### RECORDED INFORMATION
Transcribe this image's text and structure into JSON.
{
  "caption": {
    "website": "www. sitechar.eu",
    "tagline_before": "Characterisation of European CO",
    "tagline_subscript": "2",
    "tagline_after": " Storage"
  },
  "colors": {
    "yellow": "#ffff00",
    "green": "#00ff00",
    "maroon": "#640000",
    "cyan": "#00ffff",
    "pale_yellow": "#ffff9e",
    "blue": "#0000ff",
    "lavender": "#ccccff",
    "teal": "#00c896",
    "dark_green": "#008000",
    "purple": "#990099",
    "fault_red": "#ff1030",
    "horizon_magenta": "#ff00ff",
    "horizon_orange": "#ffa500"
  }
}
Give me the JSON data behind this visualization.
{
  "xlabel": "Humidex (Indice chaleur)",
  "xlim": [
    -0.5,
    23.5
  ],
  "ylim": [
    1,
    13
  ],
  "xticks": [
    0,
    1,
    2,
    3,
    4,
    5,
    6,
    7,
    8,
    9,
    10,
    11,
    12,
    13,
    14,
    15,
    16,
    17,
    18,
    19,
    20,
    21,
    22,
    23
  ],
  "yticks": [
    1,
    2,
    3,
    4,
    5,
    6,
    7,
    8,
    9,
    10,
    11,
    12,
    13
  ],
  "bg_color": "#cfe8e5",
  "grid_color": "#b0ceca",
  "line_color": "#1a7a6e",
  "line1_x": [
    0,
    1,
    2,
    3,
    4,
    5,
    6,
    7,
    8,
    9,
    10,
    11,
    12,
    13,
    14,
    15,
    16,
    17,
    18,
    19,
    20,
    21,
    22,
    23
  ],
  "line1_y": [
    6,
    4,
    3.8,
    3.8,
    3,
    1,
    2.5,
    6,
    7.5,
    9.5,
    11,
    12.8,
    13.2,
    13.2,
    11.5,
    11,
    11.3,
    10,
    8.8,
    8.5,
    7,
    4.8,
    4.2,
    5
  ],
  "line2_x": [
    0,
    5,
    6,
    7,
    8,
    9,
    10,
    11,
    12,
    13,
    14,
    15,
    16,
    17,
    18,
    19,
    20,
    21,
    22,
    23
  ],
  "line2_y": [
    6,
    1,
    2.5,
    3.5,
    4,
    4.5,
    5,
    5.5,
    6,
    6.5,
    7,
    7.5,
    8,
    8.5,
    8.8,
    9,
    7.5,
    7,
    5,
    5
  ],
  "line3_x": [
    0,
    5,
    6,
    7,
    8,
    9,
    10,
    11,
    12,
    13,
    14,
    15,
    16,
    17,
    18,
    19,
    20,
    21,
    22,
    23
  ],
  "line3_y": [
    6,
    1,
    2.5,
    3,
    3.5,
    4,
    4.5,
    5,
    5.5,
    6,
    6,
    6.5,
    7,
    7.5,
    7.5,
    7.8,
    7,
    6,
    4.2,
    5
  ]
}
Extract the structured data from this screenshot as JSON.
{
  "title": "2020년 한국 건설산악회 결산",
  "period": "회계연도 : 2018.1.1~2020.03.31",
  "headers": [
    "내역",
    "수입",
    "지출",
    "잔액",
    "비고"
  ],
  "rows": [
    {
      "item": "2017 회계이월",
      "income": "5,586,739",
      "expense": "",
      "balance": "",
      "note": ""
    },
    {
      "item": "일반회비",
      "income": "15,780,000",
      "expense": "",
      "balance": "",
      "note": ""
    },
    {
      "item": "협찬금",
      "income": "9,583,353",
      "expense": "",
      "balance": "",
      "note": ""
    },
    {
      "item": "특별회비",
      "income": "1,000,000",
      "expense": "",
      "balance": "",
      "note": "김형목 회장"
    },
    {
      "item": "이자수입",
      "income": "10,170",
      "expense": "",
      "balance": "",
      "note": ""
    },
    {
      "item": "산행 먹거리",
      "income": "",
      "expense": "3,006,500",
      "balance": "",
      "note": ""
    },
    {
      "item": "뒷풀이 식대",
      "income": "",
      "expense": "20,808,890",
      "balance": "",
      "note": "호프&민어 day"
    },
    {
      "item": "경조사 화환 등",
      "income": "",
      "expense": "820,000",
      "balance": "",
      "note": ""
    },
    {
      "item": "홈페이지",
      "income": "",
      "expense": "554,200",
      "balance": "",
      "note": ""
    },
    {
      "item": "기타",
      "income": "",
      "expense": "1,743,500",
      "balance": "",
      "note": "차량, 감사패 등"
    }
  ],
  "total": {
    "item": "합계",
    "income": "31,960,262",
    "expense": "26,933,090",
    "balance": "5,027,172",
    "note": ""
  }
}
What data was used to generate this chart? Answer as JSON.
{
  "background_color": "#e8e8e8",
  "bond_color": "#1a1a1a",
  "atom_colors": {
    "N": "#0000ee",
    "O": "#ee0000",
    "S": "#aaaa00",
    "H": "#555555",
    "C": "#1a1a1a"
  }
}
######
WRITTEN EXERCISE :: Retype only the lines running from the line with "What data was" to the end of the listing, including both of those lines.

FINAL ANSWER ::
What data was used to generate this chart? Answer as JSON.
{
  "background_color": "#e8e8e8",
  "bond_color": "#1a1a1a",
  "atom_colors": {
    "N": "#0000ee",
    "O": "#ee0000",
    "S": "#aaaa00",
    "H": "#555555",
    "C": "#1a1a1a"
  }
}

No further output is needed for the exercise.